» **WRITTEN REQUEST**
Output, please, every line from the line that holds "What's the underlying" to the end, exactly as written.

» **INFORMATION SUPPLIED**

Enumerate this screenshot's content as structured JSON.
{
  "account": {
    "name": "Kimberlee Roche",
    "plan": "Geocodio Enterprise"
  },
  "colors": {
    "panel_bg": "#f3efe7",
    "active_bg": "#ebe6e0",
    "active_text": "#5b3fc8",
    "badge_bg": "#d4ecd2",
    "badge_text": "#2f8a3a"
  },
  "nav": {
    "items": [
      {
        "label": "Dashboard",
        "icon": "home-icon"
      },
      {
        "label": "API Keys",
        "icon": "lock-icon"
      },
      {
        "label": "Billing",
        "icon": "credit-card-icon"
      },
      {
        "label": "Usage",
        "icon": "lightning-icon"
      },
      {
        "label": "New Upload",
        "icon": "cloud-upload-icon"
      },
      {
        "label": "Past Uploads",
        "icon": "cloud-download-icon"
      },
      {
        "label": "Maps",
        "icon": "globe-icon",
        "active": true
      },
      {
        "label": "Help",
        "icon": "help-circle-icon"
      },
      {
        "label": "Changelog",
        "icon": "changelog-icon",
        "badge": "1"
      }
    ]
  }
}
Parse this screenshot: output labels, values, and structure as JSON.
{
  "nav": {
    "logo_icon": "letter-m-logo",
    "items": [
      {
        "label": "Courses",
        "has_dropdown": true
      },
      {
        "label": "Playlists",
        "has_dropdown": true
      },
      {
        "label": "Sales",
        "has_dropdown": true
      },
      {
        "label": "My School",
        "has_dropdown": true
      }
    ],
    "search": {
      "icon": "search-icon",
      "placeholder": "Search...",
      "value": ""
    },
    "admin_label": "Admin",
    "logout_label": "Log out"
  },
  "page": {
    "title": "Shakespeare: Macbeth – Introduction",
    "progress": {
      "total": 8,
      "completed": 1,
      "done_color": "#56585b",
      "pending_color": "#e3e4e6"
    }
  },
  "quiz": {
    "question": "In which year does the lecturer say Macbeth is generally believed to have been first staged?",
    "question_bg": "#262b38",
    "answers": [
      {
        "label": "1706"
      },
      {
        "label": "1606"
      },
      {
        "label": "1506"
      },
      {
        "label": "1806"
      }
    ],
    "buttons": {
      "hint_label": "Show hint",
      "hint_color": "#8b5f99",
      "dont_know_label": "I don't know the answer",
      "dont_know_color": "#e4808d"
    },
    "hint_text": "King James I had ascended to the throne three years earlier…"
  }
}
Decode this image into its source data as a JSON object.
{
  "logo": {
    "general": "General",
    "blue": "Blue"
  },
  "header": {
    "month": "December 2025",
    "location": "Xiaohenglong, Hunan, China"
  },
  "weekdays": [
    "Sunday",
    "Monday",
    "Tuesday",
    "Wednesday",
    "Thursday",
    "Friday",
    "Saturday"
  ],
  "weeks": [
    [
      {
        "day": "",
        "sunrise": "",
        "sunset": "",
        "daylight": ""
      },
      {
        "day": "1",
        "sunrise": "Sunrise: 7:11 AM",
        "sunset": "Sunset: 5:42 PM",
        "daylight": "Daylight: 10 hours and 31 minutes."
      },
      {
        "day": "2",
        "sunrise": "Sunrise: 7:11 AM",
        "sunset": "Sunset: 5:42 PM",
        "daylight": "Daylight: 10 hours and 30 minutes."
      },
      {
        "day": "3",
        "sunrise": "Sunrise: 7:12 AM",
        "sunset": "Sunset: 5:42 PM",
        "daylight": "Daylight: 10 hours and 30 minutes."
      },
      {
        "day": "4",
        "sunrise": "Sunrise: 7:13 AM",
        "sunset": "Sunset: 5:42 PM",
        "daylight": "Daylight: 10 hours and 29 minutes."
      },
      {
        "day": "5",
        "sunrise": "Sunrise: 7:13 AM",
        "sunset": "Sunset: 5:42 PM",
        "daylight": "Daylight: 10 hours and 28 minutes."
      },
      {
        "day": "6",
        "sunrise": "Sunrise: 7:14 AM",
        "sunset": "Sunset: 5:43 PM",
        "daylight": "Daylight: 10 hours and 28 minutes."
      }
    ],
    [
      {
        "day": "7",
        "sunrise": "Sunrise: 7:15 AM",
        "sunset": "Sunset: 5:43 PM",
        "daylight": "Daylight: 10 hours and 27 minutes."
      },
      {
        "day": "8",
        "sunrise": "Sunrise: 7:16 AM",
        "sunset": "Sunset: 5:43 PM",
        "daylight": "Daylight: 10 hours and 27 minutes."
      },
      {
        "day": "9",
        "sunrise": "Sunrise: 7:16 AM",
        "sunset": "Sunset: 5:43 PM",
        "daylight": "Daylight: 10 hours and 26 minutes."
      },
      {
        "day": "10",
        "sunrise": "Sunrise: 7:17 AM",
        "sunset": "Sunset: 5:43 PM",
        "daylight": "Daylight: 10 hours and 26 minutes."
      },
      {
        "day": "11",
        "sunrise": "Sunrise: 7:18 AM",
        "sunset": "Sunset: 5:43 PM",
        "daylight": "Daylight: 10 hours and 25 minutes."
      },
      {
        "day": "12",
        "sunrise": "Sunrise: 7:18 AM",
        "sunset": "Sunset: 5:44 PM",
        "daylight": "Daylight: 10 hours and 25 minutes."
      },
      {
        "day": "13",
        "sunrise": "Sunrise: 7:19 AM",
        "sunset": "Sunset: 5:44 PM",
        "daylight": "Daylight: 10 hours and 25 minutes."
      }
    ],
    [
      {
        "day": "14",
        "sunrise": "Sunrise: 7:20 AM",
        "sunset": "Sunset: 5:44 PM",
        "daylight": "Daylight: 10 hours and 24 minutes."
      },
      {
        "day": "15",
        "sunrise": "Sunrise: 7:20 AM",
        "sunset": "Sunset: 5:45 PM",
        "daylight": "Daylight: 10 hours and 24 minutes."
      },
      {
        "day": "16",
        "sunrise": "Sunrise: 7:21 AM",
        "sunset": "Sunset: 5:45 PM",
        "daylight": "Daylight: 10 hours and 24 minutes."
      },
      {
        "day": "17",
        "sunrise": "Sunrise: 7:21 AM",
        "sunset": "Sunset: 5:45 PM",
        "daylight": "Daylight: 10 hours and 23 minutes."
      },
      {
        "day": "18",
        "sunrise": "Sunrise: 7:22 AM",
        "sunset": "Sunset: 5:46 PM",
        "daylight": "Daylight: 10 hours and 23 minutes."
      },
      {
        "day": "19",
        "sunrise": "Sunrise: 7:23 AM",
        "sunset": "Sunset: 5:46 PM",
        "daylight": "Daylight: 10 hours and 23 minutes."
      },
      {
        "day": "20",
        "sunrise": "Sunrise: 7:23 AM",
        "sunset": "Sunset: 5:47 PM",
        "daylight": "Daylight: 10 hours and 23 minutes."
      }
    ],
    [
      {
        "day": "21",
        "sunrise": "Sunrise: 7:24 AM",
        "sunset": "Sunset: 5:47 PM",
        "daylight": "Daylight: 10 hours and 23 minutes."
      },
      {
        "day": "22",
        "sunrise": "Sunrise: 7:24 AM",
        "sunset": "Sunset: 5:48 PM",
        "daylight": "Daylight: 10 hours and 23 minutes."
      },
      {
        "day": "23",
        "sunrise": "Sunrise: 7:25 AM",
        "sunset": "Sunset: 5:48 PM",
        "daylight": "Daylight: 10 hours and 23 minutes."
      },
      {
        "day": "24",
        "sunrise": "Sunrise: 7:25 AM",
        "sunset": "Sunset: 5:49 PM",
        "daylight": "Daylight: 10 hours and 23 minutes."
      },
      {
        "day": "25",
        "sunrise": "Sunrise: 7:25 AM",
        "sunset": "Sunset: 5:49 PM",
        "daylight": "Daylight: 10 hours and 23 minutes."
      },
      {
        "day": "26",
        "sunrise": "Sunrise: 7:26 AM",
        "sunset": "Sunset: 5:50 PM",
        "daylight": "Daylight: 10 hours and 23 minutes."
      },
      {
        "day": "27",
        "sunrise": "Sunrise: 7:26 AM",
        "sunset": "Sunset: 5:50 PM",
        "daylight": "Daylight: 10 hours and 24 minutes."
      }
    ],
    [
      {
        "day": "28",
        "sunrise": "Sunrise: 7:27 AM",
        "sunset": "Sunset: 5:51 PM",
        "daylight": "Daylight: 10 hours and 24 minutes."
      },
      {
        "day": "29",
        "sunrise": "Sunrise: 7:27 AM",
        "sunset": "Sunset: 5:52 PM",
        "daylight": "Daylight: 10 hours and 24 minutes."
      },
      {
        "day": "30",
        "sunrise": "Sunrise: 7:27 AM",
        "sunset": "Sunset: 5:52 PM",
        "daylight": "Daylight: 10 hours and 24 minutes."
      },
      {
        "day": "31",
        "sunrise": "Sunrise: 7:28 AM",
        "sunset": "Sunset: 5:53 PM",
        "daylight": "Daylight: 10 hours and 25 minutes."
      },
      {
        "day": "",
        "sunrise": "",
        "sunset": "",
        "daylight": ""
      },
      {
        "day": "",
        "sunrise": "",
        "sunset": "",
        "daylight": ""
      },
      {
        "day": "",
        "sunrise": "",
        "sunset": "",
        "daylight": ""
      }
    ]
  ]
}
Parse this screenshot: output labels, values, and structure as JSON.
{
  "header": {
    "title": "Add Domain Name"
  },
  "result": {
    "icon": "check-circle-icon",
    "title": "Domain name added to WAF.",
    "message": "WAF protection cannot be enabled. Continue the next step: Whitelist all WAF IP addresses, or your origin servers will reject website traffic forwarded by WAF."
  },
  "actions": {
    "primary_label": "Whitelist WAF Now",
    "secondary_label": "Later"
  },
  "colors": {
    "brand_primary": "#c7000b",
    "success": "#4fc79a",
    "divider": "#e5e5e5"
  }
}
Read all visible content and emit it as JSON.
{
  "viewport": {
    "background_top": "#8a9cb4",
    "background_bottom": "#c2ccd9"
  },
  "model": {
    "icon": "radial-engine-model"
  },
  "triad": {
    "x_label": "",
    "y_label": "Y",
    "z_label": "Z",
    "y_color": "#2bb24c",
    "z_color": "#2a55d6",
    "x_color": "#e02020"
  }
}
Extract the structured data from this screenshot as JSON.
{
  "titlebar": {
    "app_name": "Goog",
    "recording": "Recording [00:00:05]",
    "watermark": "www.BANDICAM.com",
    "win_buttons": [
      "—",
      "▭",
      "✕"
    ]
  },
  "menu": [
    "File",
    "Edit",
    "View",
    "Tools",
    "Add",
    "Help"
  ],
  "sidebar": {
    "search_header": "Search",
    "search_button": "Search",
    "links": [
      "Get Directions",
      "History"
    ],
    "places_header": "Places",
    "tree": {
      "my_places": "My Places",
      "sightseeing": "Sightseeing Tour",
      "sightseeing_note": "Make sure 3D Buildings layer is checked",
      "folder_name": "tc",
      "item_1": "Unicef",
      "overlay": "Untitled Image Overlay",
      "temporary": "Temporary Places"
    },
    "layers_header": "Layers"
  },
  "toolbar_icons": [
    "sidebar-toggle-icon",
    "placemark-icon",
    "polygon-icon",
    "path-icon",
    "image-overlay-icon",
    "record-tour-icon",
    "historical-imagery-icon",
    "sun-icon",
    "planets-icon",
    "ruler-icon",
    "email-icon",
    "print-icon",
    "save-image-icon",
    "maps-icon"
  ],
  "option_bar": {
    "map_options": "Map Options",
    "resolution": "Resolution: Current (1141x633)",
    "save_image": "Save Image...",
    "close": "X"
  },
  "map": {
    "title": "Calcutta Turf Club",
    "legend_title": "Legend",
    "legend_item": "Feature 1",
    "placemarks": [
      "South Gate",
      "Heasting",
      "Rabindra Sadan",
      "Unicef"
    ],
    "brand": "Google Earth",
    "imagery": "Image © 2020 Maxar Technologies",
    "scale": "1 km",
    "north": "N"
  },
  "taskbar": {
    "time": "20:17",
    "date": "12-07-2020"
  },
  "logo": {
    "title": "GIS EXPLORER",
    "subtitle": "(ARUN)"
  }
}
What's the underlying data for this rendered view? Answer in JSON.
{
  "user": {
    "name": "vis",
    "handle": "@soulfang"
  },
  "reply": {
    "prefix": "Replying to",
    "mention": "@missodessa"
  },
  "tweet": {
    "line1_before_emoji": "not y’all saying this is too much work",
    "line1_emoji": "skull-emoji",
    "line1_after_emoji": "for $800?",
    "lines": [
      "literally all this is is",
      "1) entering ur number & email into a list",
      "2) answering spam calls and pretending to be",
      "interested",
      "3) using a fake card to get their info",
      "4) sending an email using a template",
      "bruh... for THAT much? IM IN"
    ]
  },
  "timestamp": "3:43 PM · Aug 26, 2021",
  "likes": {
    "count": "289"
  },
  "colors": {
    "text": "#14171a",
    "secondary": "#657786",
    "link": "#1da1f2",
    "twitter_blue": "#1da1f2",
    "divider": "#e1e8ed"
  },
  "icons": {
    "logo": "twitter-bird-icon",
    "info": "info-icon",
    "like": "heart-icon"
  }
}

» **COMPLETE OUTPUT**
What's the underlying data for this rendered view? Answer in JSON.
{
  "user": {
    "name": "vis",
    "handle": "@soulfang"
  },
  "reply": {
    "prefix": "Replying to",
    "mention": "@missodessa"
  },
  "tweet": {
    "line1_before_emoji": "not y’all saying this is too much work",
    "line1_emoji": "skull-emoji",
    "line1_after_emoji": "for $800?",
    "lines": [
      "literally all this is is",
      "1) entering ur number & email into a list",
      "2) answering spam calls and pretending to be",
      "interested",
      "3) using a fake card to get their info",
      "4) sending an email using a template",
      "bruh... for THAT much? IM IN"
    ]
  },
  "timestamp": "3:43 PM · Aug 26, 2021",
  "likes": {
    "count": "289"
  },
  "colors": {
    "text": "#14171a",
    "secondary": "#657786",
    "link": "#1da1f2",
    "twitter_blue": "#1da1f2",
    "divider": "#e1e8ed"
  },
  "icons": {
    "logo": "twitter-bird-icon",
    "info": "info-icon",
    "like": "heart-icon"
  }
}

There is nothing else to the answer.